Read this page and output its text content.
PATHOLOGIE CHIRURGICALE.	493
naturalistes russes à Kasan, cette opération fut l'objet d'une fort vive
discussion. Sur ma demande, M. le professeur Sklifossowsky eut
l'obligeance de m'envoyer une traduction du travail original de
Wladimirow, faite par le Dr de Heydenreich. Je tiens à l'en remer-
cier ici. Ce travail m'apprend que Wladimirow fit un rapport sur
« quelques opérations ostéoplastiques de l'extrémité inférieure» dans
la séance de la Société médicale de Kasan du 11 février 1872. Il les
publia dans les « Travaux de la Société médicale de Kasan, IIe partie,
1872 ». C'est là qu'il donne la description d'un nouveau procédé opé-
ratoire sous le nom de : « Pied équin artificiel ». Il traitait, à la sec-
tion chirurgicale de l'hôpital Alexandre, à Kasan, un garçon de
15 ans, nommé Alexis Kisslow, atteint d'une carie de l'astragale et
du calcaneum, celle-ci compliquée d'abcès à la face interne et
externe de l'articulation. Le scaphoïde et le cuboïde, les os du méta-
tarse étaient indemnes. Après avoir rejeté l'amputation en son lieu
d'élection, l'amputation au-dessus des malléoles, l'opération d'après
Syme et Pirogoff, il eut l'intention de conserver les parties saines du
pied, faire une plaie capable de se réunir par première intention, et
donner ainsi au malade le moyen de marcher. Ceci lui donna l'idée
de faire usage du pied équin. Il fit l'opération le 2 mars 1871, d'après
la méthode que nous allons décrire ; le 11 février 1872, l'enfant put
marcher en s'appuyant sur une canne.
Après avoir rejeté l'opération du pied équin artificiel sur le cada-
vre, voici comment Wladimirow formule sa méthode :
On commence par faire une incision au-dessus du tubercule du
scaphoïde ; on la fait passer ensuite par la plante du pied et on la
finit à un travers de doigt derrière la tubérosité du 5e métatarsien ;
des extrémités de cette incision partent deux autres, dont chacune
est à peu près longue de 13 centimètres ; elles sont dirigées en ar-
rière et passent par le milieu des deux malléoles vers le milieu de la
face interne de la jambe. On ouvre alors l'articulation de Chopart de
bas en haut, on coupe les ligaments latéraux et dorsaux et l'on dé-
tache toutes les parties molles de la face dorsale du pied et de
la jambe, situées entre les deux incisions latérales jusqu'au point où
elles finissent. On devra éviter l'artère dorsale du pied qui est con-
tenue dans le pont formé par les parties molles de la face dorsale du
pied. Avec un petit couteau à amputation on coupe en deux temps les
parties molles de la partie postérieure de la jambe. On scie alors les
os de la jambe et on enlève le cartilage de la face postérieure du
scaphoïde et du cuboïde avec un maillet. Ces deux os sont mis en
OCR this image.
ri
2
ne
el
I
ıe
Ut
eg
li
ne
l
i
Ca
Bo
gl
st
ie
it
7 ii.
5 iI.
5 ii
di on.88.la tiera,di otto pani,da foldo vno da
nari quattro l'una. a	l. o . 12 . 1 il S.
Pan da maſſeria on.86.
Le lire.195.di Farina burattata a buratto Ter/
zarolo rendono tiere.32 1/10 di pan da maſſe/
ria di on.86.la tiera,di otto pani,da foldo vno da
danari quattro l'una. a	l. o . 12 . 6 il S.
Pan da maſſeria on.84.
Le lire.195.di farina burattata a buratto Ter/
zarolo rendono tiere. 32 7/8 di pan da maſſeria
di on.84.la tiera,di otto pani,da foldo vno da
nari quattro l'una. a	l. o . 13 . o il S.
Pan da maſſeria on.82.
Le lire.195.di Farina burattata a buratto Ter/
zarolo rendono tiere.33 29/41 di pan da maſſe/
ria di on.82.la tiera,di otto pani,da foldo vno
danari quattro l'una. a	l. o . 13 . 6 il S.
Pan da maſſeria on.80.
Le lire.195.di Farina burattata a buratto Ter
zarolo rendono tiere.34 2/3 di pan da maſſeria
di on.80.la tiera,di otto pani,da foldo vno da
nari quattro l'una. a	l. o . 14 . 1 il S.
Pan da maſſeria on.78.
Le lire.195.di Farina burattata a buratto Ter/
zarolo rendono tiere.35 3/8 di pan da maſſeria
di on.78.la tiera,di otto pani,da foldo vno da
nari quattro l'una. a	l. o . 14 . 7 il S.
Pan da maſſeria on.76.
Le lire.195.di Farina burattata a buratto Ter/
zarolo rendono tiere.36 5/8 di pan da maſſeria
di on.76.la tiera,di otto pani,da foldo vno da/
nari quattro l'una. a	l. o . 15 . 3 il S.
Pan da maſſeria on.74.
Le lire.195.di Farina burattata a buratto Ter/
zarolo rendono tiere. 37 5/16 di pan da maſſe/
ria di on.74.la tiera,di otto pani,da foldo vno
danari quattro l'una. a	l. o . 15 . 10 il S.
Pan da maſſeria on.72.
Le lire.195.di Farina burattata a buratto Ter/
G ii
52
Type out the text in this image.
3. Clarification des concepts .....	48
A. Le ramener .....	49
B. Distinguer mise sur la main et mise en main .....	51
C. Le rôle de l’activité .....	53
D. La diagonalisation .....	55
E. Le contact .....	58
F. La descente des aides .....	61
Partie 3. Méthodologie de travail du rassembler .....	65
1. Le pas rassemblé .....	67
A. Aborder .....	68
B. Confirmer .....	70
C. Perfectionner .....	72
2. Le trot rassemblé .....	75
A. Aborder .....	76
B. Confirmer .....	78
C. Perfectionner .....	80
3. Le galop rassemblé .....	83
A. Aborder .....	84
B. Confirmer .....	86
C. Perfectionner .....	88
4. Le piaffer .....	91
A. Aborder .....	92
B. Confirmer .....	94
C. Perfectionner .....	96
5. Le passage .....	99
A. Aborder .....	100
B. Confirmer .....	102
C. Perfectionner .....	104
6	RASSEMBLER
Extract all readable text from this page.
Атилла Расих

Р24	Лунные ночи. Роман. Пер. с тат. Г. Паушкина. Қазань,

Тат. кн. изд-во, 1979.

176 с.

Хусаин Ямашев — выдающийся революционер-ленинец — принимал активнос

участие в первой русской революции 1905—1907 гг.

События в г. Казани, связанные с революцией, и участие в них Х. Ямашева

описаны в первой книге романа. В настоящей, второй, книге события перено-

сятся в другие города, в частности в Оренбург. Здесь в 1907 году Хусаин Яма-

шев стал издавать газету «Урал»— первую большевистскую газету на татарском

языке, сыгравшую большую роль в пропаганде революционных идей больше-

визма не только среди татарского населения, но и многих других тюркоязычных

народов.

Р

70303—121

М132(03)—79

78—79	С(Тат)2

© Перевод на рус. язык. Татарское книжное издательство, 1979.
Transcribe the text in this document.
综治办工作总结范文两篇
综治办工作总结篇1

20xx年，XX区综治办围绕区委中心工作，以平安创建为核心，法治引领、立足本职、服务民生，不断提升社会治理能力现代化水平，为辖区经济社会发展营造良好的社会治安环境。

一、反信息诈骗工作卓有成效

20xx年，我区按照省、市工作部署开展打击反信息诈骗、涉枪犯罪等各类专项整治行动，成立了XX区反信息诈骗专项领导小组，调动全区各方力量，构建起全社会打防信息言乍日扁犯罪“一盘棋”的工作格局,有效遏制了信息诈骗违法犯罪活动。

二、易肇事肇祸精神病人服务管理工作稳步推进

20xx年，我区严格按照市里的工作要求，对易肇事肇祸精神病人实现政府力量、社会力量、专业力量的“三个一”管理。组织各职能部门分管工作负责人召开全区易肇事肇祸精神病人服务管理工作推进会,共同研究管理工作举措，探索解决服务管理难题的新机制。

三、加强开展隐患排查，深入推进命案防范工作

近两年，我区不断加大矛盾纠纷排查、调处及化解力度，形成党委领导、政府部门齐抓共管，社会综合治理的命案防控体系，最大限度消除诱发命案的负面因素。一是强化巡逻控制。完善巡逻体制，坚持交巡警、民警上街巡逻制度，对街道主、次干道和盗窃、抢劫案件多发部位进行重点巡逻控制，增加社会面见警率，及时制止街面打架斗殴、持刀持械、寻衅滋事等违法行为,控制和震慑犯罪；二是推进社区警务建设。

· · · ·

*YOUR TASK*.
Produce an exact repeat of the lines from the one containing "Extract all readable text from this page." through the last line of the data, and nothing more.

*RESULT OF THE EXERCISE*.
Extract all readable text from this page.
Атилла Расих

Р24	Лунные ночи. Роман. Пер. с тат. Г. Паушкина. Қазань,

Тат. кн. изд-во, 1979.

176 с.

Хусаин Ямашев — выдающийся революционер-ленинец — принимал активнос

участие в первой русской революции 1905—1907 гг.

События в г. Казани, связанные с революцией, и участие в них Х. Ямашева

описаны в первой книге романа. В настоящей, второй, книге события перено-

сятся в другие города, в частности в Оренбург. Здесь в 1907 году Хусаин Яма-

шев стал издавать газету «Урал»— первую большевистскую газету на татарском

языке, сыгравшую большую роль в пропаганде революционных идей больше-

визма не только среди татарского населения, но и многих других тюркоязычных

народов.

Р

70303—121

М132(03)—79

78—79	С(Тат)2

© Перевод на рус. язык. Татарское книжное издательство, 1979.
Transcribe the text in this document.
综治办工作总结范文两篇
综治办工作总结篇1

20xx年，XX区综治办围绕区委中心工作，以平安创建为核心，法治引领、立足本职、服务民生，不断提升社会治理能力现代化水平，为辖区经济社会发展营造良好的社会治安环境。

一、反信息诈骗工作卓有成效

20xx年，我区按照省、市工作部署开展打击反信息诈骗、涉枪犯罪等各类专项整治行动，成立了XX区反信息诈骗专项领导小组，调动全区各方力量，构建起全社会打防信息言乍日扁犯罪“一盘棋”的工作格局,有效遏制了信息诈骗违法犯罪活动。

二、易肇事肇祸精神病人服务管理工作稳步推进

20xx年，我区严格按照市里的工作要求，对易肇事肇祸精神病人实现政府力量、社会力量、专业力量的“三个一”管理。组织各职能部门分管工作负责人召开全区易肇事肇祸精神病人服务管理工作推进会,共同研究管理工作举措，探索解决服务管理难题的新机制。

三、加强开展隐患排查，深入推进命案防范工作

近两年，我区不断加大矛盾纠纷排查、调处及化解力度，形成党委领导、政府部门齐抓共管，社会综合治理的命案防控体系，最大限度消除诱发命案的负面因素。一是强化巡逻控制。完善巡逻体制，坚持交巡警、民警上街巡逻制度，对街道主、次干道和盗窃、抢劫案件多发部位进行重点巡逻控制，增加社会面见警率，及时制止街面打架斗殴、持刀持械、寻衅滋事等违法行为,控制和震慑犯罪；二是推进社区警务建设。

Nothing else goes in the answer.